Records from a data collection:
☆ ☆ ☆
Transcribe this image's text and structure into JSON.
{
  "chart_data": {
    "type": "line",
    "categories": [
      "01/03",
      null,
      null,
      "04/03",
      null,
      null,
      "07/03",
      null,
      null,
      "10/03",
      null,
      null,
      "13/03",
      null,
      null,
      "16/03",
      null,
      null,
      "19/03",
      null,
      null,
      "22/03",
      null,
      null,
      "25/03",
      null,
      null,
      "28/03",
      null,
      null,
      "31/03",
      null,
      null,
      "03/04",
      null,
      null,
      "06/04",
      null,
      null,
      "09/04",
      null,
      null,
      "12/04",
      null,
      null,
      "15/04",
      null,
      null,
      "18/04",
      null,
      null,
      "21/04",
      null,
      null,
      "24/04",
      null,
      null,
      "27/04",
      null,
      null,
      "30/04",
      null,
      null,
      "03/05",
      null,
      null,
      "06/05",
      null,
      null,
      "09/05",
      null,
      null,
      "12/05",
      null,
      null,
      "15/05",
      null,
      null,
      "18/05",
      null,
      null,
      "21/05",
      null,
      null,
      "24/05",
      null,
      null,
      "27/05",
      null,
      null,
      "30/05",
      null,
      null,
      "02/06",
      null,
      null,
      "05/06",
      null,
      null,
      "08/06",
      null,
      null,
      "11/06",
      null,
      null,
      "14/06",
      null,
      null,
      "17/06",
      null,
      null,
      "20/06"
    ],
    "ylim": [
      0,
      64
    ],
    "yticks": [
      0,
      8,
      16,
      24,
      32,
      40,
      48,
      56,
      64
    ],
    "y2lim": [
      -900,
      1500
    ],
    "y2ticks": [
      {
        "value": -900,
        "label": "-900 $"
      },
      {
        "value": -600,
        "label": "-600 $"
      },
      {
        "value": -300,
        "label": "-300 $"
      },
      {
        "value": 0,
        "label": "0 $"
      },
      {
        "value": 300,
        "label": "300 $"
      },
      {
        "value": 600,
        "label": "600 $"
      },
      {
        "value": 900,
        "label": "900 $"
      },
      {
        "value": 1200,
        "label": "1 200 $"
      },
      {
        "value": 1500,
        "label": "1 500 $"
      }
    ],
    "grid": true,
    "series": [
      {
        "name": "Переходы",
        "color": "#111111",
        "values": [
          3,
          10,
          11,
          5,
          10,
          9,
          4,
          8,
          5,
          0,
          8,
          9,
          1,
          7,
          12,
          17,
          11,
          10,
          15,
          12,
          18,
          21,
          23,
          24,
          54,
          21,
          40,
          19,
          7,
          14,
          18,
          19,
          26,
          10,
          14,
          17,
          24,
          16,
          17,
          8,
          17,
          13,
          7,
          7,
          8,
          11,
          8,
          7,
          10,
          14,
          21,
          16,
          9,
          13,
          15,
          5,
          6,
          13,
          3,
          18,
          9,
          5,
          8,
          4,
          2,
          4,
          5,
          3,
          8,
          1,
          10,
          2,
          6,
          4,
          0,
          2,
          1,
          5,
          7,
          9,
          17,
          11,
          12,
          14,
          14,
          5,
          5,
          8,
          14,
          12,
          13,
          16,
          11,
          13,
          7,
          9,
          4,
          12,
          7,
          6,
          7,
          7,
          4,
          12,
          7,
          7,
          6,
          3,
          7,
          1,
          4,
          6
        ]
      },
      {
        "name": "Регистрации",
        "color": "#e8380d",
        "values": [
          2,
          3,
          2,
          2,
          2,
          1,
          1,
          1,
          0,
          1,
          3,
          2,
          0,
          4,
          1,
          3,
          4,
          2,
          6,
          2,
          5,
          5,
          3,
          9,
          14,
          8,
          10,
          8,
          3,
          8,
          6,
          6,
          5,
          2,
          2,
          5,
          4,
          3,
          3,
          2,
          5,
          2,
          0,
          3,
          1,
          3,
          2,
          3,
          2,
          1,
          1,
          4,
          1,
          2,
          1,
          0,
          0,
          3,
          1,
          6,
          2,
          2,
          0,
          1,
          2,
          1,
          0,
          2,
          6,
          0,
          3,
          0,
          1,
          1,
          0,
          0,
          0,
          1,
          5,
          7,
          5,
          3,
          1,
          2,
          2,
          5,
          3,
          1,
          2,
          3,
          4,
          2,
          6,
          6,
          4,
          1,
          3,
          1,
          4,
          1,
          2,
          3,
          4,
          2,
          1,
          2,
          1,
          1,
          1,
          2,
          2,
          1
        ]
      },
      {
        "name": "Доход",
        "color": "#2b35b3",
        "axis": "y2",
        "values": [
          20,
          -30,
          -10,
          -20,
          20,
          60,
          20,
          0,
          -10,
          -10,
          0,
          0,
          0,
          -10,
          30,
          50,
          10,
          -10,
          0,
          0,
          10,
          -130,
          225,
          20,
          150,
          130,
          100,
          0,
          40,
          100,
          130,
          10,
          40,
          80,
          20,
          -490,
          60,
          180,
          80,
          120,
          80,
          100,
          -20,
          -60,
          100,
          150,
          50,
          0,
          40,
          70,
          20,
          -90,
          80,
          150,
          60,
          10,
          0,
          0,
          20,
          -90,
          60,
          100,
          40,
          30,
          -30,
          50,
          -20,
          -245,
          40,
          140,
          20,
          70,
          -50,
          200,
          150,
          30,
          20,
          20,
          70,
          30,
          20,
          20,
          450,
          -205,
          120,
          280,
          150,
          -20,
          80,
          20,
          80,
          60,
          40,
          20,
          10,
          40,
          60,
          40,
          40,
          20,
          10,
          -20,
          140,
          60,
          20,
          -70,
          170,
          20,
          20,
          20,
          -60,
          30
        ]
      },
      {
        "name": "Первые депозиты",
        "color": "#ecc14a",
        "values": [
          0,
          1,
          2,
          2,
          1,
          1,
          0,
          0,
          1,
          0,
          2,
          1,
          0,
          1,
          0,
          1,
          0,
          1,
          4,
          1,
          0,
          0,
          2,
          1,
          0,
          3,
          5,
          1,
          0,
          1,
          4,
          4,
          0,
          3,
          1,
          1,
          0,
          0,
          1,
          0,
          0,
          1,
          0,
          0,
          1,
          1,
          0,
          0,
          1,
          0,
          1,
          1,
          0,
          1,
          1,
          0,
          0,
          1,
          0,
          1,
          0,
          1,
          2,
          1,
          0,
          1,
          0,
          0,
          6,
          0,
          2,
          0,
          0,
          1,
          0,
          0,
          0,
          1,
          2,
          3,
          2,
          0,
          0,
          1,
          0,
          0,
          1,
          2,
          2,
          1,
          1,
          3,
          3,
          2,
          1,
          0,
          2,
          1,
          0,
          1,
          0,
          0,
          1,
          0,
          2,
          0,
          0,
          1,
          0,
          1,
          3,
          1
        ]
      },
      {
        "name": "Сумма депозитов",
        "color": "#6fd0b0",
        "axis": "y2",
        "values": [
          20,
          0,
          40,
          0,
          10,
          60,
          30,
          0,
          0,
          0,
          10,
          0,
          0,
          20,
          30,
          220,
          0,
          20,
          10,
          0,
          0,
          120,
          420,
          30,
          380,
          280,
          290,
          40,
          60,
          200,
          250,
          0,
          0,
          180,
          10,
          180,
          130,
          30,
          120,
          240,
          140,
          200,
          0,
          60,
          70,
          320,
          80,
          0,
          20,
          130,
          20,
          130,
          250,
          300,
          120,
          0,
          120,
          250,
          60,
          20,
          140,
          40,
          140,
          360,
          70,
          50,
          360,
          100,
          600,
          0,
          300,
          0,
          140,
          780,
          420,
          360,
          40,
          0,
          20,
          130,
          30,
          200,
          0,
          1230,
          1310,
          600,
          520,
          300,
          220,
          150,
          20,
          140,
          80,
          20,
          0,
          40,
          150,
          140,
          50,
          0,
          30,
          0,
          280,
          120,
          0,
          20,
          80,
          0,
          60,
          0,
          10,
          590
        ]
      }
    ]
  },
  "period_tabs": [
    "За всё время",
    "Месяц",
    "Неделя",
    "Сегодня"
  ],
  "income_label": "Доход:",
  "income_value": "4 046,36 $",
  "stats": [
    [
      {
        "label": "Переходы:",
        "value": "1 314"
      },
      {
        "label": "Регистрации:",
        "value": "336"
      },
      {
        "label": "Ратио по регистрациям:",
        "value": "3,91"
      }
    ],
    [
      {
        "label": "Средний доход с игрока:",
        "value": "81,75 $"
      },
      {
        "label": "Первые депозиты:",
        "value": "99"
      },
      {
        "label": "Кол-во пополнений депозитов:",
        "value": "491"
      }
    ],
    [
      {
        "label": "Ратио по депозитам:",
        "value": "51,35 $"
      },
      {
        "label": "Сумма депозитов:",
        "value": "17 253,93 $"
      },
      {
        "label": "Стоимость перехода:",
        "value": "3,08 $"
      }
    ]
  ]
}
☆ ☆ ☆
Given request:
Your answer should be a single number: the count of lines in the listing that contain the word "Первые".

Exercise output:
2